WHAT IS NEEDED — What follows is a block of records; restate each one word for word.

┌──

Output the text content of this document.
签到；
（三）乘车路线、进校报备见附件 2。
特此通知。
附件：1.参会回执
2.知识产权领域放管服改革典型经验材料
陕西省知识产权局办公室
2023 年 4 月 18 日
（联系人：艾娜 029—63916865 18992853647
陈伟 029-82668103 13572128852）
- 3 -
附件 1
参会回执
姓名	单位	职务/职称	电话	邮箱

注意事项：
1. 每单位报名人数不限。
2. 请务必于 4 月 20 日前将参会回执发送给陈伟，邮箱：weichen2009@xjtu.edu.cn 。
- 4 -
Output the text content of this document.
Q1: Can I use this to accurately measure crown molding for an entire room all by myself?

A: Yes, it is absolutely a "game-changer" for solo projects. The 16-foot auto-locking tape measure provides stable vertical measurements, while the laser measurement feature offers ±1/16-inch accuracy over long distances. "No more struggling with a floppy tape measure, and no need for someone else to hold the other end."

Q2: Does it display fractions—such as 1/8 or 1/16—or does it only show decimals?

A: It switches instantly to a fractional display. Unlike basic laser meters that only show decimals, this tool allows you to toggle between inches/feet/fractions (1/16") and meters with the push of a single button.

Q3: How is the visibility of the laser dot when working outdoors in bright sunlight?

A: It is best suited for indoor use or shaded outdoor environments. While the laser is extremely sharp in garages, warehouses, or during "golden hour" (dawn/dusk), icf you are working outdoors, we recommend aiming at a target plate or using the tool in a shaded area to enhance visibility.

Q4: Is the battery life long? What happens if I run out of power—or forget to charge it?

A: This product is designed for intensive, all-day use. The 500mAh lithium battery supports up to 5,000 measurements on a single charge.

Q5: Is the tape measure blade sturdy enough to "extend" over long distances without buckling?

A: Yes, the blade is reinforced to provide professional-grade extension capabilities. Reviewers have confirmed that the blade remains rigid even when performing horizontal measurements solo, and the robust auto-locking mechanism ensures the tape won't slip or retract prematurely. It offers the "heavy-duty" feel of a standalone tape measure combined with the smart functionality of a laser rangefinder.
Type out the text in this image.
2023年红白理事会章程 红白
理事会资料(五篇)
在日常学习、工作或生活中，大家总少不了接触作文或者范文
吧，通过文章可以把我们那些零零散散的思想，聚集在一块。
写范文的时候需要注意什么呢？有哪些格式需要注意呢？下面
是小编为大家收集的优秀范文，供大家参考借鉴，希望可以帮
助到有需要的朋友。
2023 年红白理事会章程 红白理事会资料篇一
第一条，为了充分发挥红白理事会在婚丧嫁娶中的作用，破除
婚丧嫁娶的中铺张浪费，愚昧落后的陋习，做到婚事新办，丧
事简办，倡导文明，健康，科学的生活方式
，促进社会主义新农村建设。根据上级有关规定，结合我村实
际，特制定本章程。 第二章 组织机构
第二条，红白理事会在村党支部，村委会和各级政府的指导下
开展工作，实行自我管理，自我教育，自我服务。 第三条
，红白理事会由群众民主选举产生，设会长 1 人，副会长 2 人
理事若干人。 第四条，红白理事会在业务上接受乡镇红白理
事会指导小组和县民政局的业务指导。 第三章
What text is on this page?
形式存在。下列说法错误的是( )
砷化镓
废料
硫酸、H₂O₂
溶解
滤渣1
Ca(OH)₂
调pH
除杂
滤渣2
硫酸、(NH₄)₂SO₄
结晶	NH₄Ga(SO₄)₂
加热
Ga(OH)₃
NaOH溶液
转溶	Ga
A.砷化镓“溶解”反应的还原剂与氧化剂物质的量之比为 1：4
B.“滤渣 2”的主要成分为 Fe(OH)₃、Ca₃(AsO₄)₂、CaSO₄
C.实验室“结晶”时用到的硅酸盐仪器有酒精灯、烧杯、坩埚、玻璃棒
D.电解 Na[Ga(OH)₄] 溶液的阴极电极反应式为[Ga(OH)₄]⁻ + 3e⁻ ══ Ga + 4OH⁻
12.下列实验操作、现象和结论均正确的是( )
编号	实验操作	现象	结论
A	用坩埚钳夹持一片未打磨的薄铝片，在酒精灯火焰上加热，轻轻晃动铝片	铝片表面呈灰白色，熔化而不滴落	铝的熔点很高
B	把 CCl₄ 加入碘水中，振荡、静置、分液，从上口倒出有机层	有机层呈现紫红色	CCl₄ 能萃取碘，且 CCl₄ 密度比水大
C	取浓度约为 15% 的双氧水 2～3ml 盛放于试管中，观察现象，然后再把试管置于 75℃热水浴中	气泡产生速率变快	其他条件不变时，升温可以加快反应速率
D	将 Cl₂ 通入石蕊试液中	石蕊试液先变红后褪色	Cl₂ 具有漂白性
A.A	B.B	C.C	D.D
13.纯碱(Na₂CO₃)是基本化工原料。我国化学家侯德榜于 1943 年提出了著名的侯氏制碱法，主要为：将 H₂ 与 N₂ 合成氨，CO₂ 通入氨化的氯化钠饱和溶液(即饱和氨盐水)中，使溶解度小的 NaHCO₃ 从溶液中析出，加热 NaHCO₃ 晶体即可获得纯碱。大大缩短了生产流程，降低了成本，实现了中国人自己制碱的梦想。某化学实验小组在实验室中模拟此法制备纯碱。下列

└──

SOLUTION TO THIS EXERCISE —
Output the text content of this document.
签到；
（三）乘车路线、进校报备见附件 2。
特此通知。
附件：1.参会回执
2.知识产权领域放管服改革典型经验材料
陕西省知识产权局办公室
2023 年 4 月 18 日
（联系人：艾娜 029—63916865 18992853647
陈伟 029-82668103 13572128852）
- 3 -
附件 1
参会回执
姓名	单位	职务/职称	电话	邮箱

注意事项：
1. 每单位报名人数不限。
2. 请务必于 4 月 20 日前将参会回执发送给陈伟，邮箱：weichen2009@xjtu.edu.cn 。
- 4 -
Output the text content of this document.
Q1: Can I use this to accurately measure crown molding for an entire room all by myself?

A: Yes, it is absolutely a "game-changer" for solo projects. The 16-foot auto-locking tape measure provides stable vertical measurements, while the laser measurement feature offers ±1/16-inch accuracy over long distances. "No more struggling with a floppy tape measure, and no need for someone else to hold the other end."

Q2: Does it display fractions—such as 1/8 or 1/16—or does it only show decimals?

A: It switches instantly to a fractional display. Unlike basic laser meters that only show decimals, this tool allows you to toggle between inches/feet/fractions (1/16") and meters with the push of a single button.

Q3: How is the visibility of the laser dot when working outdoors in bright sunlight?

A: It is best suited for indoor use or shaded outdoor environments. While the laser is extremely sharp in garages, warehouses, or during "golden hour" (dawn/dusk), icf you are working outdoors, we recommend aiming at a target plate or using the tool in a shaded area to enhance visibility.

Q4: Is the battery life long? What happens if I run out of power—or forget to charge it?

A: This product is designed for intensive, all-day use. The 500mAh lithium battery supports up to 5,000 measurements on a single charge.

Q5: Is the tape measure blade sturdy enough to "extend" over long distances without buckling?

A: Yes, the blade is reinforced to provide professional-grade extension capabilities. Reviewers have confirmed that the blade remains rigid even when performing horizontal measurements solo, and the robust auto-locking mechanism ensures the tape won't slip or retract prematurely. It offers the "heavy-duty" feel of a standalone tape measure combined with the smart functionality of a laser rangefinder.
Type out the text in this image.
2023年红白理事会章程 红白
理事会资料(五篇)
在日常学习、工作或生活中，大家总少不了接触作文或者范文
吧，通过文章可以把我们那些零零散散的思想，聚集在一块。
写范文的时候需要注意什么呢？有哪些格式需要注意呢？下面
是小编为大家收集的优秀范文，供大家参考借鉴，希望可以帮
助到有需要的朋友。
2023 年红白理事会章程 红白理事会资料篇一
第一条，为了充分发挥红白理事会在婚丧嫁娶中的作用，破除
婚丧嫁娶的中铺张浪费，愚昧落后的陋习，做到婚事新办，丧
事简办，倡导文明，健康，科学的生活方式
，促进社会主义新农村建设。根据上级有关规定，结合我村实
际，特制定本章程。 第二章 组织机构
第二条，红白理事会在村党支部，村委会和各级政府的指导下
开展工作，实行自我管理，自我教育，自我服务。 第三条
，红白理事会由群众民主选举产生，设会长 1 人，副会长 2 人
理事若干人。 第四条，红白理事会在业务上接受乡镇红白理
事会指导小组和县民政局的业务指导。 第三章
What text is on this page?
形式存在。下列说法错误的是( )
砷化镓
废料
硫酸、H₂O₂
溶解
滤渣1
Ca(OH)₂
调pH
除杂
滤渣2
硫酸、(NH₄)₂SO₄
结晶	NH₄Ga(SO₄)₂
加热
Ga(OH)₃
NaOH溶液
转溶	Ga
A.砷化镓“溶解”反应的还原剂与氧化剂物质的量之比为 1：4
B.“滤渣 2”的主要成分为 Fe(OH)₃、Ca₃(AsO₄)₂、CaSO₄
C.实验室“结晶”时用到的硅酸盐仪器有酒精灯、烧杯、坩埚、玻璃棒
D.电解 Na[Ga(OH)₄] 溶液的阴极电极反应式为[Ga(OH)₄]⁻ + 3e⁻ ══ Ga + 4OH⁻
12.下列实验操作、现象和结论均正确的是( )
编号	实验操作	现象	结论
A	用坩埚钳夹持一片未打磨的薄铝片，在酒精灯火焰上加热，轻轻晃动铝片	铝片表面呈灰白色，熔化而不滴落	铝的熔点很高
B	把 CCl₄ 加入碘水中，振荡、静置、分液，从上口倒出有机层	有机层呈现紫红色	CCl₄ 能萃取碘，且 CCl₄ 密度比水大
C	取浓度约为 15% 的双氧水 2～3ml 盛放于试管中，观察现象，然后再把试管置于 75℃热水浴中	气泡产生速率变快	其他条件不变时，升温可以加快反应速率
D	将 Cl₂ 通入石蕊试液中	石蕊试液先变红后褪色	Cl₂ 具有漂白性
A.A	B.B	C.C	D.D
13.纯碱(Na₂CO₃)是基本化工原料。我国化学家侯德榜于 1943 年提出了著名的侯氏制碱法，主要为：将 H₂ 与 N₂ 合成氨，CO₂ 通入氨化的氯化钠饱和溶液(即饱和氨盐水)中，使溶解度小的 NaHCO₃ 从溶液中析出，加热 NaHCO₃ 晶体即可获得纯碱。大大缩短了生产流程，降低了成本，实现了中国人自己制碱的梦想。某化学实验小组在实验室中模拟此法制备纯碱。下列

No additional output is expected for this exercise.